▸ **WHAT YOU WILL DO**: Could you write out the records below exactly as they appear, leaving out any pictures?
--- start DATA IN THIS EXERCISE ---
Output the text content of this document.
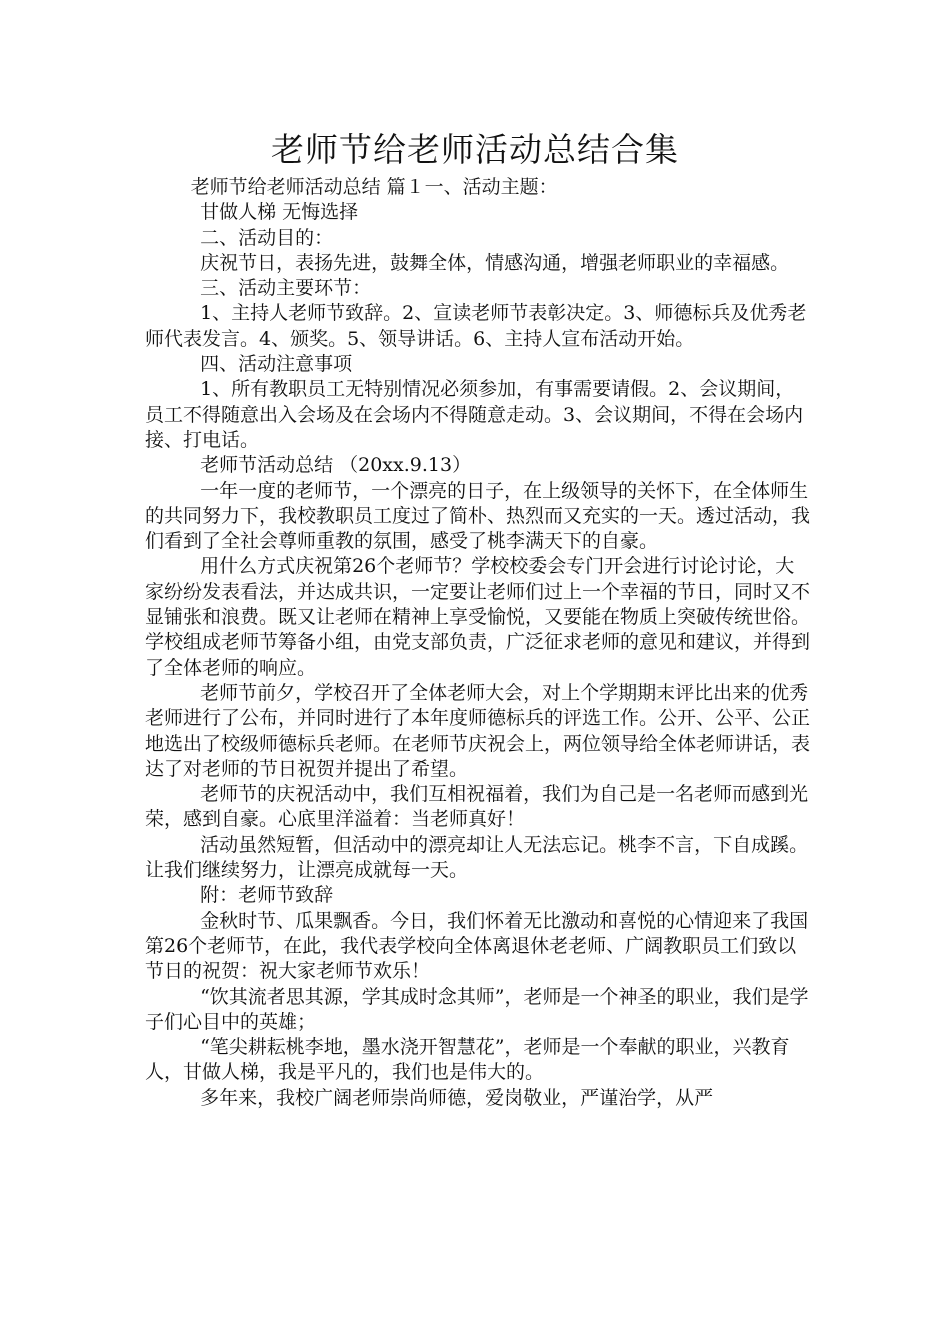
老师节给老师活动总结合集

老师节给老师活动总结 篇１一、活动主题：

甘做人梯 无悔选择

二、活动目的：

庆祝节日，表扬先进，鼓舞全体，情感沟通，增强老师职业的幸福感。

三、活动主要环节：

1、主持人老师节致辞。2、宣读老师节表彰决定。3、师德标兵及优秀老师代表发言。4、颁奖。5、领导讲话。6、主持人宣布活动开始。

四、活动注意事项

1、所有教职员工无特别情况必须参加，有事需要请假。2、会议期间，员工不得随意出入会场及在会场内不得随意走动。3、会议期间，不得在会场内接、打电话。

老师节活动总结 （20xx.9.13）

一年一度的老师节，一个漂亮的日子，在上级领导的关怀下，在全体师生的共同努力下，我校教职员工度过了简朴、热烈而又充实的一天。透过活动，我们看到了全社会尊师重教的氛围，感受了桃李满天下的自豪。

用什么方式庆祝第26个老师节？学校校委会专门开会进行讨论讨论，大家纷纷发表看法，并达成共识，一定要让老师们过上一个幸福的节日，同时又不显铺张和浪费。既又让老师在精神上享受愉悦，又要能在物质上突破传统世俗。学校组成老师节筹备小组，由党支部负责，广泛征求老师的意见和建议，并得到了全体老师的响应。

老师节前夕，学校召开了全体老师大会，对上个学期期末评比出来的优秀老师进行了公布，并同时进行了本年度师德标兵的评选工作。公开、公平、公正地选出了校级师德标兵老师。在老师节庆祝会上，两位领导给全体老师讲话，表达了对老师的节日祝贺并提出了希望。

老师节的庆祝活动中，我们互相祝福着，我们为自己是一名老师而感到光荣，感到自豪。心底里洋溢着：当老师真好！

活动虽然短暂，但活动中的漂亮却让人无法忘记。桃李不言，下自成蹊。让我们继续努力，让漂亮成就每一天。

附：老师节致辞

金秋时节、瓜果飘香。今日，我们怀着无比激动和喜悦的心情迎来了我国第26个老师节，在此，我代表学校向全体离退休老老师、广阔教职员工们致以节日的祝贺：祝大家老师节欢乐！

“饮其流者思其源，学其成时念其师”，老师是一个神圣的职业，我们是学子们心目中的英雄；

“笔尖耕耘桃李地，墨水浇开智慧花”，老师是一个奉献的职业，兴教育人，甘做人梯，我是平凡的，我们也是伟大的。

多年来，我校广阔老师崇尚师德，爱岗敬业，严谨治学，从严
--- end DATA IN THIS EXERCISE ---
▸ **ANSWER BELOW**:
Output the text content of this document.
老师节给老师活动总结合集

老师节给老师活动总结 篇１一、活动主题：

甘做人梯 无悔选择

二、活动目的：

庆祝节日，表扬先进，鼓舞全体，情感沟通，增强老师职业的幸福感。

三、活动主要环节：

1、主持人老师节致辞。2、宣读老师节表彰决定。3、师德标兵及优秀老师代表发言。4、颁奖。5、领导讲话。6、主持人宣布活动开始。

四、活动注意事项

1、所有教职员工无特别情况必须参加，有事需要请假。2、会议期间，员工不得随意出入会场及在会场内不得随意走动。3、会议期间，不得在会场内接、打电话。

老师节活动总结 （20xx.9.13）

一年一度的老师节，一个漂亮的日子，在上级领导的关怀下，在全体师生的共同努力下，我校教职员工度过了简朴、热烈而又充实的一天。透过活动，我们看到了全社会尊师重教的氛围，感受了桃李满天下的自豪。

用什么方式庆祝第26个老师节？学校校委会专门开会进行讨论讨论，大家纷纷发表看法，并达成共识，一定要让老师们过上一个幸福的节日，同时又不显铺张和浪费。既又让老师在精神上享受愉悦，又要能在物质上突破传统世俗。学校组成老师节筹备小组，由党支部负责，广泛征求老师的意见和建议，并得到了全体老师的响应。

老师节前夕，学校召开了全体老师大会，对上个学期期末评比出来的优秀老师进行了公布，并同时进行了本年度师德标兵的评选工作。公开、公平、公正地选出了校级师德标兵老师。在老师节庆祝会上，两位领导给全体老师讲话，表达了对老师的节日祝贺并提出了希望。

老师节的庆祝活动中，我们互相祝福着，我们为自己是一名老师而感到光荣，感到自豪。心底里洋溢着：当老师真好！

活动虽然短暂，但活动中的漂亮却让人无法忘记。桃李不言，下自成蹊。让我们继续努力，让漂亮成就每一天。

附：老师节致辞

金秋时节、瓜果飘香。今日，我们怀着无比激动和喜悦的心情迎来了我国第26个老师节，在此，我代表学校向全体离退休老老师、广阔教职员工们致以节日的祝贺：祝大家老师节欢乐！

“饮其流者思其源，学其成时念其师”，老师是一个神圣的职业，我们是学子们心目中的英雄；

“笔尖耕耘桃李地，墨水浇开智慧花”，老师是一个奉献的职业，兴教育人，甘做人梯，我是平凡的，我们也是伟大的。

多年来，我校广阔老师崇尚师德，爱岗敬业，严谨治学，从严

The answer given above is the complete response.